[Figure collection entries]
--- Begin ---

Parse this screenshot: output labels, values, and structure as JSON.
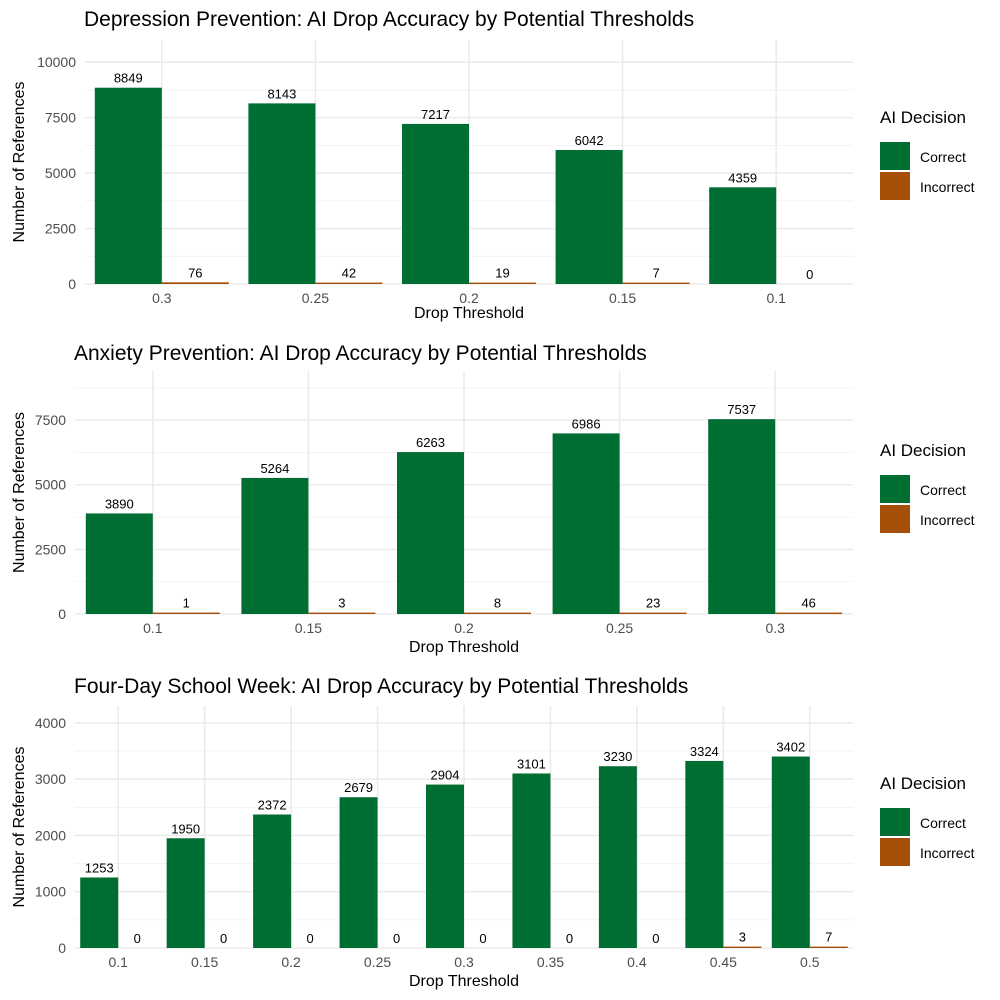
{
  "chart_data": [
    {
      "type": "bar",
      "title": "Depression Prevention: AI Drop Accuracy by Potential Thresholds",
      "xlabel": "Drop Threshold",
      "ylabel": "Number of References",
      "categories": [
        "0.3",
        "0.25",
        "0.2",
        "0.15",
        "0.1"
      ],
      "series": [
        {
          "name": "Correct",
          "values": [
            8849,
            8143,
            7217,
            6042,
            4359
          ]
        },
        {
          "name": "Incorrect",
          "values": [
            76,
            42,
            19,
            7,
            0
          ]
        }
      ],
      "ylim": [
        0,
        11000
      ],
      "yticks": [
        0,
        2500,
        5000,
        7500,
        10000
      ],
      "legend": {
        "title": "AI Decision",
        "position": "right"
      }
    },
    {
      "type": "bar",
      "title": "Anxiety Prevention: AI Drop Accuracy by Potential Thresholds",
      "xlabel": "Drop Threshold",
      "ylabel": "Number of References",
      "categories": [
        "0.1",
        "0.15",
        "0.2",
        "0.25",
        "0.3"
      ],
      "series": [
        {
          "name": "Correct",
          "values": [
            3890,
            5264,
            6263,
            6986,
            7537
          ]
        },
        {
          "name": "Incorrect",
          "values": [
            1,
            3,
            8,
            23,
            46
          ]
        }
      ],
      "ylim": [
        0,
        9400
      ],
      "yticks": [
        0,
        2500,
        5000,
        7500
      ],
      "legend": {
        "title": "AI Decision",
        "position": "right"
      }
    },
    {
      "type": "bar",
      "title": "Four-Day School Week: AI Drop Accuracy by Potential Thresholds",
      "xlabel": "Drop Threshold",
      "ylabel": "Number of References",
      "categories": [
        "0.1",
        "0.15",
        "0.2",
        "0.25",
        "0.3",
        "0.35",
        "0.4",
        "0.45",
        "0.5"
      ],
      "series": [
        {
          "name": "Correct",
          "values": [
            1253,
            1950,
            2372,
            2679,
            2904,
            3101,
            3230,
            3324,
            3402
          ]
        },
        {
          "name": "Incorrect",
          "values": [
            0,
            0,
            0,
            0,
            0,
            0,
            0,
            3,
            7
          ]
        }
      ],
      "ylim": [
        0,
        4300
      ],
      "yticks": [
        0,
        1000,
        2000,
        3000,
        4000
      ],
      "legend": {
        "title": "AI Decision",
        "position": "right"
      }
    }
  ],
  "colors": {
    "Correct": "#006d33",
    "Incorrect": "#a64f08"
  }
}
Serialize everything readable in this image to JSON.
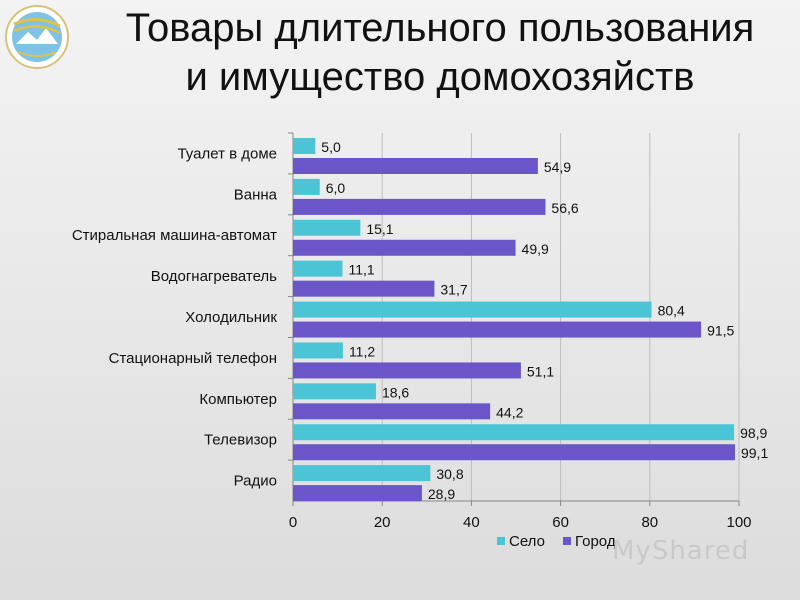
{
  "header": {
    "title_line1": "Товары длительного пользования",
    "title_line2": "и имущество домохозяйств",
    "logo_icon": "statagency-logo-icon"
  },
  "watermark": {
    "text": "MyShared"
  },
  "colors": {
    "selo": "#4BC5D5",
    "gorod": "#6A56C8"
  },
  "chart_data": {
    "type": "bar",
    "orientation": "horizontal",
    "categories": [
      "Туалет в доме",
      "Ванна",
      "Стиральная машина-автомат",
      "Водогнагреватель",
      "Холодильник",
      "Стационарный телефон",
      "Компьютер",
      "Телевизор",
      "Радио"
    ],
    "series": [
      {
        "name": "Село",
        "values": [
          5.0,
          6.0,
          15.1,
          11.1,
          80.4,
          11.2,
          18.6,
          98.9,
          30.8
        ],
        "labels": [
          "5,0",
          "6,0",
          "15,1",
          "11,1",
          "80,4",
          "11,2",
          "18,6",
          "98,9",
          "30,8"
        ]
      },
      {
        "name": "Город",
        "values": [
          54.9,
          56.6,
          49.9,
          31.7,
          91.5,
          51.1,
          44.2,
          99.1,
          28.9
        ],
        "labels": [
          "54,9",
          "56,6",
          "49,9",
          "31,7",
          "91,5",
          "51,1",
          "44,2",
          "99,1",
          "28,9"
        ]
      }
    ],
    "xlim": [
      0,
      100
    ],
    "xticks": [
      "0",
      "20",
      "40",
      "60",
      "80",
      "100"
    ],
    "grid": true,
    "legend": "bottom"
  }
}
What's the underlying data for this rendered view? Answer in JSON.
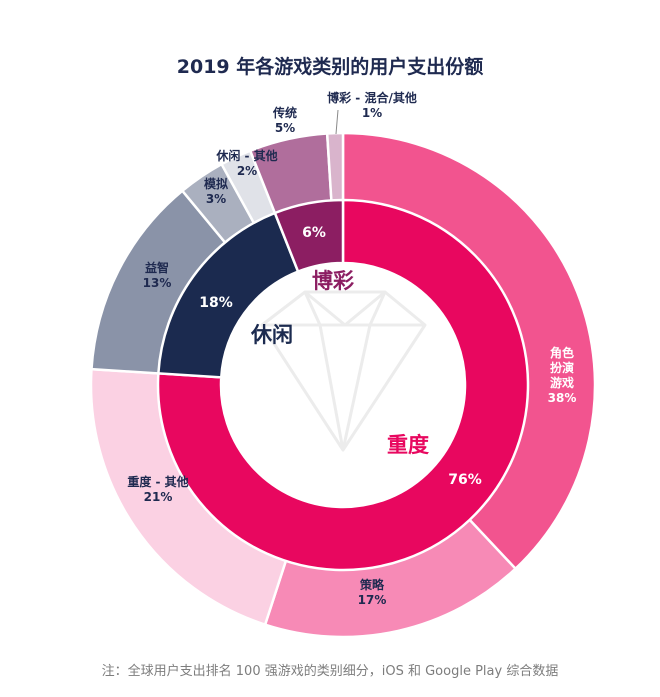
{
  "chart_data": {
    "type": "pie",
    "variant": "nested-donut",
    "title": "2019 年各游戏类别的用户支出份额",
    "footnote": "注：全球用户支出排名 100 强游戏的类别细分，iOS 和 Google Play 综合数据",
    "inner_ring": [
      {
        "name": "重度",
        "value": 76,
        "label": "76%",
        "color": "#e8075f"
      },
      {
        "name": "休闲",
        "value": 18,
        "label": "18%",
        "color": "#1b2a4f"
      },
      {
        "name": "博彩",
        "value": 6,
        "label": "6%",
        "color": "#8c1e62"
      }
    ],
    "outer_ring": [
      {
        "name": "角色扮演游戏",
        "lines": [
          "角色",
          "扮演",
          "游戏"
        ],
        "value": 38,
        "label": "38%",
        "color": "#f2548f"
      },
      {
        "name": "策略",
        "lines": [
          "策略"
        ],
        "value": 17,
        "label": "17%",
        "color": "#f78ab6"
      },
      {
        "name": "重度 - 其他",
        "lines": [
          "重度 - 其他"
        ],
        "value": 21,
        "label": "21%",
        "color": "#fbd1e3"
      },
      {
        "name": "益智",
        "lines": [
          "益智"
        ],
        "value": 13,
        "label": "13%",
        "color": "#8a93a8"
      },
      {
        "name": "模拟",
        "lines": [
          "模拟"
        ],
        "value": 3,
        "label": "3%",
        "color": "#aab0bf"
      },
      {
        "name": "休闲 - 其他",
        "lines": [
          "休闲 - 其他"
        ],
        "value": 2,
        "label": "2%",
        "color": "#e0e2e8"
      },
      {
        "name": "传统",
        "lines": [
          "传统"
        ],
        "value": 5,
        "label": "5%",
        "color": "#b06e9c"
      },
      {
        "name": "博彩 - 混合/其他",
        "lines": [
          "博彩 - 混合/其他"
        ],
        "value": 1,
        "label": "1%",
        "color": "#d9b4cc"
      }
    ]
  }
}
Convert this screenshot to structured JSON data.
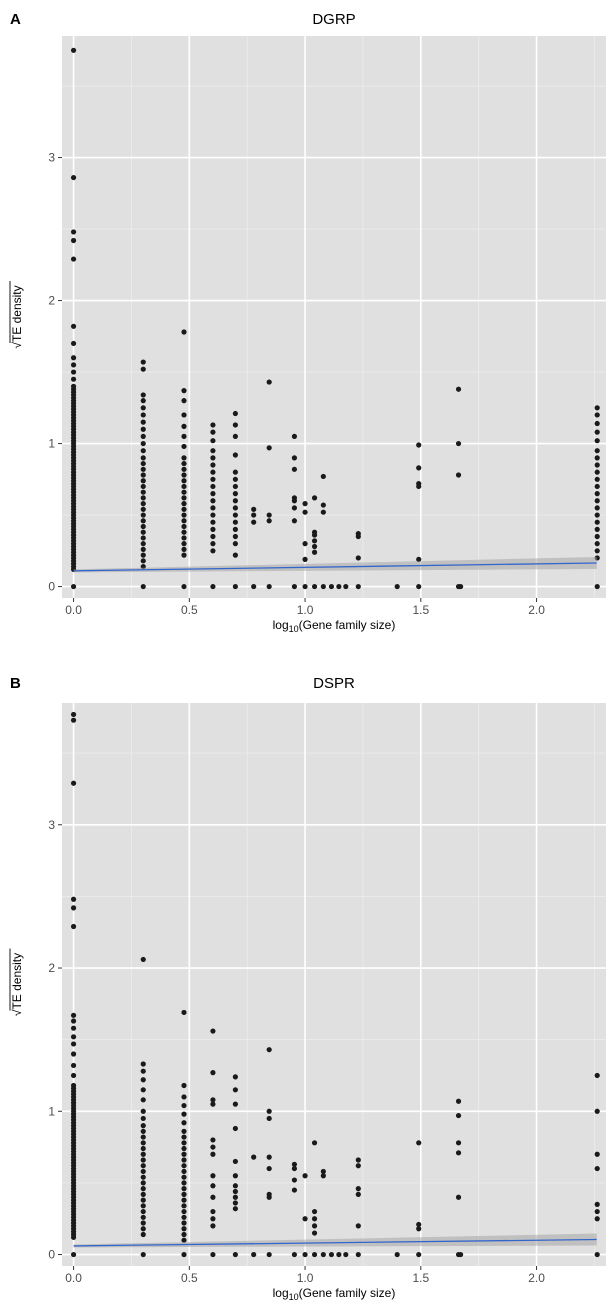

--- End ---

» Do this
Make an exact copy of all the material, but keep the pictures out of it.

» Complete output
Parse this screenshot: output labels, values, and structure as JSON.
{
  "chart_data": [
    {
      "type": "bar",
      "title": "Depression Prevention: AI Drop Accuracy by Potential Thresholds",
      "xlabel": "Drop Threshold",
      "ylabel": "Number of References",
      "categories": [
        "0.3",
        "0.25",
        "0.2",
        "0.15",
        "0.1"
      ],
      "series": [
        {
          "name": "Correct",
          "values": [
            8849,
            8143,
            7217,
            6042,
            4359
          ]
        },
        {
          "name": "Incorrect",
          "values": [
            76,
            42,
            19,
            7,
            0
          ]
        }
      ],
      "ylim": [
        0,
        11000
      ],
      "yticks": [
        0,
        2500,
        5000,
        7500,
        10000
      ],
      "legend": {
        "title": "AI Decision",
        "position": "right"
      }
    },
    {
      "type": "bar",
      "title": "Anxiety Prevention: AI Drop Accuracy by Potential Thresholds",
      "xlabel": "Drop Threshold",
      "ylabel": "Number of References",
      "categories": [
        "0.1",
        "0.15",
        "0.2",
        "0.25",
        "0.3"
      ],
      "series": [
        {
          "name": "Correct",
          "values": [
            3890,
            5264,
            6263,
            6986,
            7537
          ]
        },
        {
          "name": "Incorrect",
          "values": [
            1,
            3,
            8,
            23,
            46
          ]
        }
      ],
      "ylim": [
        0,
        9400
      ],
      "yticks": [
        0,
        2500,
        5000,
        7500
      ],
      "legend": {
        "title": "AI Decision",
        "position": "right"
      }
    },
    {
      "type": "bar",
      "title": "Four-Day School Week: AI Drop Accuracy by Potential Thresholds",
      "xlabel": "Drop Threshold",
      "ylabel": "Number of References",
      "categories": [
        "0.1",
        "0.15",
        "0.2",
        "0.25",
        "0.3",
        "0.35",
        "0.4",
        "0.45",
        "0.5"
      ],
      "series": [
        {
          "name": "Correct",
          "values": [
            1253,
            1950,
            2372,
            2679,
            2904,
            3101,
            3230,
            3324,
            3402
          ]
        },
        {
          "name": "Incorrect",
          "values": [
            0,
            0,
            0,
            0,
            0,
            0,
            0,
            3,
            7
          ]
        }
      ],
      "ylim": [
        0,
        4300
      ],
      "yticks": [
        0,
        1000,
        2000,
        3000,
        4000
      ],
      "legend": {
        "title": "AI Decision",
        "position": "right"
      }
    }
  ],
  "colors": {
    "Correct": "#006d33",
    "Incorrect": "#a64f08"
  }
}
Serialize everything readable in this image to JSON.
{
  "header": {
    "title_line1": "Товары длительного пользования",
    "title_line2": "и имущество домохозяйств",
    "logo_icon": "statagency-logo-icon"
  },
  "watermark": {
    "text": "MyShared"
  },
  "colors": {
    "selo": "#4BC5D5",
    "gorod": "#6A56C8"
  },
  "chart_data": {
    "type": "bar",
    "orientation": "horizontal",
    "categories": [
      "Туалет в доме",
      "Ванна",
      "Стиральная машина-автомат",
      "Водогнагреватель",
      "Холодильник",
      "Стационарный телефон",
      "Компьютер",
      "Телевизор",
      "Радио"
    ],
    "series": [
      {
        "name": "Село",
        "values": [
          5.0,
          6.0,
          15.1,
          11.1,
          80.4,
          11.2,
          18.6,
          98.9,
          30.8
        ],
        "labels": [
          "5,0",
          "6,0",
          "15,1",
          "11,1",
          "80,4",
          "11,2",
          "18,6",
          "98,9",
          "30,8"
        ]
      },
      {
        "name": "Город",
        "values": [
          54.9,
          56.6,
          49.9,
          31.7,
          91.5,
          51.1,
          44.2,
          99.1,
          28.9
        ],
        "labels": [
          "54,9",
          "56,6",
          "49,9",
          "31,7",
          "91,5",
          "51,1",
          "44,2",
          "99,1",
          "28,9"
        ]
      }
    ],
    "xlim": [
      0,
      100
    ],
    "xticks": [
      "0",
      "20",
      "40",
      "60",
      "80",
      "100"
    ],
    "grid": true,
    "legend": "bottom"
  }
}
What's the underlying data for this rendered view? Answer in JSON.
{
  "chart_data": {
    "type": "pie",
    "variant": "nested-donut",
    "title": "2019 年各游戏类别的用户支出份额",
    "footnote": "注：全球用户支出排名 100 强游戏的类别细分，iOS 和 Google Play 综合数据",
    "inner_ring": [
      {
        "name": "重度",
        "value": 76,
        "label": "76%",
        "color": "#e8075f"
      },
      {
        "name": "休闲",
        "value": 18,
        "label": "18%",
        "color": "#1b2a4f"
      },
      {
        "name": "博彩",
        "value": 6,
        "label": "6%",
        "color": "#8c1e62"
      }
    ],
    "outer_ring": [
      {
        "name": "角色扮演游戏",
        "lines": [
          "角色",
          "扮演",
          "游戏"
        ],
        "value": 38,
        "label": "38%",
        "color": "#f2548f"
      },
      {
        "name": "策略",
        "lines": [
          "策略"
        ],
        "value": 17,
        "label": "17%",
        "color": "#f78ab6"
      },
      {
        "name": "重度 - 其他",
        "lines": [
          "重度 - 其他"
        ],
        "value": 21,
        "label": "21%",
        "color": "#fbd1e3"
      },
      {
        "name": "益智",
        "lines": [
          "益智"
        ],
        "value": 13,
        "label": "13%",
        "color": "#8a93a8"
      },
      {
        "name": "模拟",
        "lines": [
          "模拟"
        ],
        "value": 3,
        "label": "3%",
        "color": "#aab0bf"
      },
      {
        "name": "休闲 - 其他",
        "lines": [
          "休闲 - 其他"
        ],
        "value": 2,
        "label": "2%",
        "color": "#e0e2e8"
      },
      {
        "name": "传统",
        "lines": [
          "传统"
        ],
        "value": 5,
        "label": "5%",
        "color": "#b06e9c"
      },
      {
        "name": "博彩 - 混合/其他",
        "lines": [
          "博彩 - 混合/其他"
        ],
        "value": 1,
        "label": "1%",
        "color": "#d9b4cc"
      }
    ]
  }
}
Convert this screenshot to structured JSON data.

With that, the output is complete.